◆ **Objective**:
Can the data below be echoed back word for word?
### Record excerpts
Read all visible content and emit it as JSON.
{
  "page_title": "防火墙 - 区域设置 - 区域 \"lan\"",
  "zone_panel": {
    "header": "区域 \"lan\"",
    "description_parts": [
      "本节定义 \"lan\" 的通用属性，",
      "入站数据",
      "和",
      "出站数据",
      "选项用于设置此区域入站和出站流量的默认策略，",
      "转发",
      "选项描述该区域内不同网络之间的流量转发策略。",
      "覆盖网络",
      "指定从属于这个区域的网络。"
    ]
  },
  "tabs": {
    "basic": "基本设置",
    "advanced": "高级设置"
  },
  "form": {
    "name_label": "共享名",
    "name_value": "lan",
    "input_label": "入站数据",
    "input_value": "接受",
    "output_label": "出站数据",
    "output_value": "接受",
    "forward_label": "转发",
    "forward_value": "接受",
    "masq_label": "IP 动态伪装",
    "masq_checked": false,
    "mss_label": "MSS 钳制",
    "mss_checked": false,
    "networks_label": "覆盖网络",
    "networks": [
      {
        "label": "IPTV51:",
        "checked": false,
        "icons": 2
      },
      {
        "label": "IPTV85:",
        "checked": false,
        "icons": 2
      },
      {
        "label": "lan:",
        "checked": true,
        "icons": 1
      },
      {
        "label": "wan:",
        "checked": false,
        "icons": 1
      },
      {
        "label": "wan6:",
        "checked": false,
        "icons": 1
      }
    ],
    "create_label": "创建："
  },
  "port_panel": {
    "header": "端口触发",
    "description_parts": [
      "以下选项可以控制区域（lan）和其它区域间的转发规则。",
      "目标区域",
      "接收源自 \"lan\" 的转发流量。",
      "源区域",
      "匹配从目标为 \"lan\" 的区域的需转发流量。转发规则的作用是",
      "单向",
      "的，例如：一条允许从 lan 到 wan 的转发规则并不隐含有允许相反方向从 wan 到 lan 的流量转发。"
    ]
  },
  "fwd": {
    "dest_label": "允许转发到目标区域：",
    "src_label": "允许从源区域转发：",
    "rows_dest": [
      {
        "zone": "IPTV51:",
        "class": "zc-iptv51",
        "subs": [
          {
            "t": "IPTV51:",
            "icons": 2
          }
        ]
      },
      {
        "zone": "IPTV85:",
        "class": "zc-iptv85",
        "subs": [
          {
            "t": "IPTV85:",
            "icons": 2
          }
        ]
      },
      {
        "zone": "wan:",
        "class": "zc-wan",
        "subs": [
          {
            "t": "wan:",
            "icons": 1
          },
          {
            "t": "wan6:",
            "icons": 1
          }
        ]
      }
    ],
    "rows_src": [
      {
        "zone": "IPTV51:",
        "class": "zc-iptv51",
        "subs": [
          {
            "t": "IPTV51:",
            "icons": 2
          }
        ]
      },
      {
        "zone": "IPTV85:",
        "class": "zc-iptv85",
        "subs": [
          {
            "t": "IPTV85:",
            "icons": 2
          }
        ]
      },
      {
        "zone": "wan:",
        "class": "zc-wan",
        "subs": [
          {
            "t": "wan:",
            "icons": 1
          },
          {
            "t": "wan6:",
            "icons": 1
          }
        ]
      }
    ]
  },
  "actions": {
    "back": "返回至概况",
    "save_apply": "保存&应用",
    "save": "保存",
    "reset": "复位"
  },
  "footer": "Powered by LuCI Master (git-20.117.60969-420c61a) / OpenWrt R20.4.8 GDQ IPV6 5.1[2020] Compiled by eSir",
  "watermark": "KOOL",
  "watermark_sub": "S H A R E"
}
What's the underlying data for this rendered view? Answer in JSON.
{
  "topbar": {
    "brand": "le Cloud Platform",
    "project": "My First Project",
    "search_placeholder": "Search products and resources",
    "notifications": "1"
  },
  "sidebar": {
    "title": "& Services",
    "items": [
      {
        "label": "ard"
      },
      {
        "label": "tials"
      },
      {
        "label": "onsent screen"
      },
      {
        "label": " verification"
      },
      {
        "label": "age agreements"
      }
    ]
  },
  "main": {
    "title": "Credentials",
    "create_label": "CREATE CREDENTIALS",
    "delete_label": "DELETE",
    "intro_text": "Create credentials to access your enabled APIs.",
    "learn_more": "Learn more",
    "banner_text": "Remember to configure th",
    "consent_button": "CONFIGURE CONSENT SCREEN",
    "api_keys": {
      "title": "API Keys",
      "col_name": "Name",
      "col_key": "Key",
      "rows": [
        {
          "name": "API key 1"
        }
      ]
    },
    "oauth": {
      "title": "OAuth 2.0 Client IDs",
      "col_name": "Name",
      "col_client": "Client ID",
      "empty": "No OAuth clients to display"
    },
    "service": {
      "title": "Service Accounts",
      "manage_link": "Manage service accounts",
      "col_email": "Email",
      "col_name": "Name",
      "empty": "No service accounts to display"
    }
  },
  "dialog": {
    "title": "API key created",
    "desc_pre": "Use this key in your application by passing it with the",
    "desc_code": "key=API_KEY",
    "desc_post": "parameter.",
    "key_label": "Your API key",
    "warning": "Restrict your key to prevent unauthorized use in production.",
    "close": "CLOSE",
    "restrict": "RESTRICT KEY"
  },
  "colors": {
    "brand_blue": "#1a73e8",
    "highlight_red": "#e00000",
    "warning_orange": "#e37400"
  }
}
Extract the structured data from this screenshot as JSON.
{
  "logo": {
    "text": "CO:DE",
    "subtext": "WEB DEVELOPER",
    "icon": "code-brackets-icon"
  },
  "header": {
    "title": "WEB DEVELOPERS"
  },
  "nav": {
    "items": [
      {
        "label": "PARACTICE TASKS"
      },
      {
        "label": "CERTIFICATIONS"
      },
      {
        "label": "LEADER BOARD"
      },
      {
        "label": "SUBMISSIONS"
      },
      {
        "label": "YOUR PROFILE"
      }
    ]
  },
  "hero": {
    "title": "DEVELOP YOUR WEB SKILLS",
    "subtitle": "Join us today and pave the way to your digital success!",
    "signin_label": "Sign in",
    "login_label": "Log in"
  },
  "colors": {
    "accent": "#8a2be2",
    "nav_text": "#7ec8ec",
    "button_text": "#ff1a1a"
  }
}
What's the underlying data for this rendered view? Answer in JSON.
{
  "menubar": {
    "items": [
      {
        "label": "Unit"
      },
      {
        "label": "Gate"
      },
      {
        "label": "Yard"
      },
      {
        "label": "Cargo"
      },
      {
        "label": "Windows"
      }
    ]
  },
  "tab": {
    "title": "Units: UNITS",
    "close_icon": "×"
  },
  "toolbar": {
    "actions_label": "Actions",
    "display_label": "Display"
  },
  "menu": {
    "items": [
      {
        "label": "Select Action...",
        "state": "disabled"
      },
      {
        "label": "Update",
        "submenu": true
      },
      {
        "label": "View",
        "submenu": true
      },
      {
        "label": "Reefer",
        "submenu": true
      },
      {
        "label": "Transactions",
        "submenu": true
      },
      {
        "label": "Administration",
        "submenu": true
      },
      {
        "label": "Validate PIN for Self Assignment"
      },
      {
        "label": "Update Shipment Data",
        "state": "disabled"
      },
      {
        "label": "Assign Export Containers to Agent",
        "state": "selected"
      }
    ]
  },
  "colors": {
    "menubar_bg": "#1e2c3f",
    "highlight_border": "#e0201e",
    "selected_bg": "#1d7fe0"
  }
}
######
◆ **Completed exercise**:
Read all visible content and emit it as JSON.
{
  "page_title": "防火墙 - 区域设置 - 区域 \"lan\"",
  "zone_panel": {
    "header": "区域 \"lan\"",
    "description_parts": [
      "本节定义 \"lan\" 的通用属性，",
      "入站数据",
      "和",
      "出站数据",
      "选项用于设置此区域入站和出站流量的默认策略，",
      "转发",
      "选项描述该区域内不同网络之间的流量转发策略。",
      "覆盖网络",
      "指定从属于这个区域的网络。"
    ]
  },
  "tabs": {
    "basic": "基本设置",
    "advanced": "高级设置"
  },
  "form": {
    "name_label": "共享名",
    "name_value": "lan",
    "input_label": "入站数据",
    "input_value": "接受",
    "output_label": "出站数据",
    "output_value": "接受",
    "forward_label": "转发",
    "forward_value": "接受",
    "masq_label": "IP 动态伪装",
    "masq_checked": false,
    "mss_label": "MSS 钳制",
    "mss_checked": false,
    "networks_label": "覆盖网络",
    "networks": [
      {
        "label": "IPTV51:",
        "checked": false,
        "icons": 2
      },
      {
        "label": "IPTV85:",
        "checked": false,
        "icons": 2
      },
      {
        "label": "lan:",
        "checked": true,
        "icons": 1
      },
      {
        "label": "wan:",
        "checked": false,
        "icons": 1
      },
      {
        "label": "wan6:",
        "checked": false,
        "icons": 1
      }
    ],
    "create_label": "创建："
  },
  "port_panel": {
    "header": "端口触发",
    "description_parts": [
      "以下选项可以控制区域（lan）和其它区域间的转发规则。",
      "目标区域",
      "接收源自 \"lan\" 的转发流量。",
      "源区域",
      "匹配从目标为 \"lan\" 的区域的需转发流量。转发规则的作用是",
      "单向",
      "的，例如：一条允许从 lan 到 wan 的转发规则并不隐含有允许相反方向从 wan 到 lan 的流量转发。"
    ]
  },
  "fwd": {
    "dest_label": "允许转发到目标区域：",
    "src_label": "允许从源区域转发：",
    "rows_dest": [
      {
        "zone": "IPTV51:",
        "class": "zc-iptv51",
        "subs": [
          {
            "t": "IPTV51:",
            "icons": 2
          }
        ]
      },
      {
        "zone": "IPTV85:",
        "class": "zc-iptv85",
        "subs": [
          {
            "t": "IPTV85:",
            "icons": 2
          }
        ]
      },
      {
        "zone": "wan:",
        "class": "zc-wan",
        "subs": [
          {
            "t": "wan:",
            "icons": 1
          },
          {
            "t": "wan6:",
            "icons": 1
          }
        ]
      }
    ],
    "rows_src": [
      {
        "zone": "IPTV51:",
        "class": "zc-iptv51",
        "subs": [
          {
            "t": "IPTV51:",
            "icons": 2
          }
        ]
      },
      {
        "zone": "IPTV85:",
        "class": "zc-iptv85",
        "subs": [
          {
            "t": "IPTV85:",
            "icons": 2
          }
        ]
      },
      {
        "zone": "wan:",
        "class": "zc-wan",
        "subs": [
          {
            "t": "wan:",
            "icons": 1
          },
          {
            "t": "wan6:",
            "icons": 1
          }
        ]
      }
    ]
  },
  "actions": {
    "back": "返回至概况",
    "save_apply": "保存&应用",
    "save": "保存",
    "reset": "复位"
  },
  "footer": "Powered by LuCI Master (git-20.117.60969-420c61a) / OpenWrt R20.4.8 GDQ IPV6 5.1[2020] Compiled by eSir",
  "watermark": "KOOL",
  "watermark_sub": "S H A R E"
}
What's the underlying data for this rendered view? Answer in JSON.
{
  "topbar": {
    "brand": "le Cloud Platform",
    "project": "My First Project",
    "search_placeholder": "Search products and resources",
    "notifications": "1"
  },
  "sidebar": {
    "title": "& Services",
    "items": [
      {
        "label": "ard"
      },
      {
        "label": "tials"
      },
      {
        "label": "onsent screen"
      },
      {
        "label": " verification"
      },
      {
        "label": "age agreements"
      }
    ]
  },
  "main": {
    "title": "Credentials",
    "create_label": "CREATE CREDENTIALS",
    "delete_label": "DELETE",
    "intro_text": "Create credentials to access your enabled APIs.",
    "learn_more": "Learn more",
    "banner_text": "Remember to configure th",
    "consent_button": "CONFIGURE CONSENT SCREEN",
    "api_keys": {
      "title": "API Keys",
      "col_name": "Name",
      "col_key": "Key",
      "rows": [
        {
          "name": "API key 1"
        }
      ]
    },
    "oauth": {
      "title": "OAuth 2.0 Client IDs",
      "col_name": "Name",
      "col_client": "Client ID",
      "empty": "No OAuth clients to display"
    },
    "service": {
      "title": "Service Accounts",
      "manage_link": "Manage service accounts",
      "col_email": "Email",
      "col_name": "Name",
      "empty": "No service accounts to display"
    }
  },
  "dialog": {
    "title": "API key created",
    "desc_pre": "Use this key in your application by passing it with the",
    "desc_code": "key=API_KEY",
    "desc_post": "parameter.",
    "key_label": "Your API key",
    "warning": "Restrict your key to prevent unauthorized use in production.",
    "close": "CLOSE",
    "restrict": "RESTRICT KEY"
  },
  "colors": {
    "brand_blue": "#1a73e8",
    "highlight_red": "#e00000",
    "warning_orange": "#e37400"
  }
}
Extract the structured data from this screenshot as JSON.
{
  "logo": {
    "text": "CO:DE",
    "subtext": "WEB DEVELOPER",
    "icon": "code-brackets-icon"
  },
  "header": {
    "title": "WEB DEVELOPERS"
  },
  "nav": {
    "items": [
      {
        "label": "PARACTICE TASKS"
      },
      {
        "label": "CERTIFICATIONS"
      },
      {
        "label": "LEADER BOARD"
      },
      {
        "label": "SUBMISSIONS"
      },
      {
        "label": "YOUR PROFILE"
      }
    ]
  },
  "hero": {
    "title": "DEVELOP YOUR WEB SKILLS",
    "subtitle": "Join us today and pave the way to your digital success!",
    "signin_label": "Sign in",
    "login_label": "Log in"
  },
  "colors": {
    "accent": "#8a2be2",
    "nav_text": "#7ec8ec",
    "button_text": "#ff1a1a"
  }
}
What's the underlying data for this rendered view? Answer in JSON.
{
  "menubar": {
    "items": [
      {
        "label": "Unit"
      },
      {
        "label": "Gate"
      },
      {
        "label": "Yard"
      },
      {
        "label": "Cargo"
      },
      {
        "label": "Windows"
      }
    ]
  },
  "tab": {
    "title": "Units: UNITS",
    "close_icon": "×"
  },
  "toolbar": {
    "actions_label": "Actions",
    "display_label": "Display"
  },
  "menu": {
    "items": [
      {
        "label": "Select Action...",
        "state": "disabled"
      },
      {
        "label": "Update",
        "submenu": true
      },
      {
        "label": "View",
        "submenu": true
      },
      {
        "label": "Reefer",
        "submenu": true
      },
      {
        "label": "Transactions",
        "submenu": true
      },
      {
        "label": "Administration",
        "submenu": true
      },
      {
        "label": "Validate PIN for Self Assignment"
      },
      {
        "label": "Update Shipment Data",
        "state": "disabled"
      },
      {
        "label": "Assign Export Containers to Agent",
        "state": "selected"
      }
    ]
  },
  "colors": {
    "menubar_bg": "#1e2c3f",
    "highlight_border": "#e0201e",
    "selected_bg": "#1d7fe0"
  }
}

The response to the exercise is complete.